** begin **

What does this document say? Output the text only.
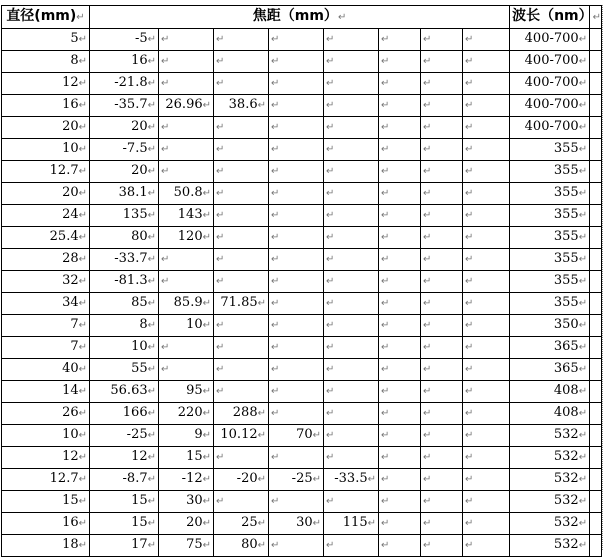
直径(mm)↵	焦距（mm）↵								波长（nm）↵	
5↵	-5↵	↵	↵	↵	↵	↵	↵	↵	400-700↵	
8↵	16↵	↵	↵	↵	↵	↵	↵	↵	400-700↵	
12↵	-21.8↵	↵	↵	↵	↵	↵	↵	↵	400-700↵	
16↵	-35.7↵	26.96↵	38.6↵	↵	↵	↵	↵	↵	400-700↵	
20↵	20↵	↵	↵	↵	↵	↵	↵	↵	400-700↵	
10↵	-7.5↵	↵	↵	↵	↵	↵	↵	↵	355↵	
12.7↵	20↵	↵	↵	↵	↵	↵	↵	↵	355↵	
20↵	38.1↵	50.8↵	↵	↵	↵	↵	↵	↵	355↵	
24↵	135↵	143↵	↵	↵	↵	↵	↵	↵	355↵	
25.4↵	80↵	120↵	↵	↵	↵	↵	↵	↵	355↵	
28↵	-33.7↵	↵	↵	↵	↵	↵	↵	↵	355↵	
32↵	-81.3↵	↵	↵	↵	↵	↵	↵	↵	355↵	
34↵	85↵	85.9↵	71.85↵	↵	↵	↵	↵	↵	355↵	
7↵	8↵	10↵	↵	↵	↵	↵	↵	↵	350↵	
7↵	10↵	↵	↵	↵	↵	↵	↵	↵	365↵	
40↵	55↵	↵	↵	↵	↵	↵	↵	↵	365↵	
14↵	56.63↵	95↵	↵	↵	↵	↵	↵	↵	408↵	
26↵	166↵	220↵	288↵	↵	↵	↵	↵	↵	408↵	
10↵	-25↵	9↵	10.12↵	70↵	↵	↵	↵	↵	532↵	
12↵	12↵	15↵	↵	↵	↵	↵	↵	↵	532↵	
12.7↵	-8.7↵	-12↵	-20↵	-25↵	-33.5↵	↵	↵	↵	532↵	
15↵	15↵	30↵	↵	↵	↵	↵	↵	↵	532↵	
16↵	15↵	20↵	25↵	30↵	115↵	↵	↵	↵	532↵	
18↵	17↵	75↵	80↵	↵	↵	↵	↵	↵	532↵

** end **

- [Directions for this task]: Leaving aside the images, write out the entries above word for word.

- [Expected answer]:
What does this document say? Output the text only.
直径(mm)↵	焦距（mm）↵								波长（nm）↵	
5↵	-5↵	↵	↵	↵	↵	↵	↵	↵	400-700↵	
8↵	16↵	↵	↵	↵	↵	↵	↵	↵	400-700↵	
12↵	-21.8↵	↵	↵	↵	↵	↵	↵	↵	400-700↵	
16↵	-35.7↵	26.96↵	38.6↵	↵	↵	↵	↵	↵	400-700↵	
20↵	20↵	↵	↵	↵	↵	↵	↵	↵	400-700↵	
10↵	-7.5↵	↵	↵	↵	↵	↵	↵	↵	355↵	
12.7↵	20↵	↵	↵	↵	↵	↵	↵	↵	355↵	
20↵	38.1↵	50.8↵	↵	↵	↵	↵	↵	↵	355↵	
24↵	135↵	143↵	↵	↵	↵	↵	↵	↵	355↵	
25.4↵	80↵	120↵	↵	↵	↵	↵	↵	↵	355↵	
28↵	-33.7↵	↵	↵	↵	↵	↵	↵	↵	355↵	
32↵	-81.3↵	↵	↵	↵	↵	↵	↵	↵	355↵	
34↵	85↵	85.9↵	71.85↵	↵	↵	↵	↵	↵	355↵	
7↵	8↵	10↵	↵	↵	↵	↵	↵	↵	350↵	
7↵	10↵	↵	↵	↵	↵	↵	↵	↵	365↵	
40↵	55↵	↵	↵	↵	↵	↵	↵	↵	365↵	
14↵	56.63↵	95↵	↵	↵	↵	↵	↵	↵	408↵	
26↵	166↵	220↵	288↵	↵	↵	↵	↵	↵	408↵	
10↵	-25↵	9↵	10.12↵	70↵	↵	↵	↵	↵	532↵	
12↵	12↵	15↵	↵	↵	↵	↵	↵	↵	532↵	
12.7↵	-8.7↵	-12↵	-20↵	-25↵	-33.5↵	↵	↵	↵	532↵	
15↵	15↵	30↵	↵	↵	↵	↵	↵	↵	532↵	
16↵	15↵	20↵	25↵	30↵	115↵	↵	↵	↵	532↵	
18↵	17↵	75↵	80↵	↵	↵	↵	↵	↵	532↵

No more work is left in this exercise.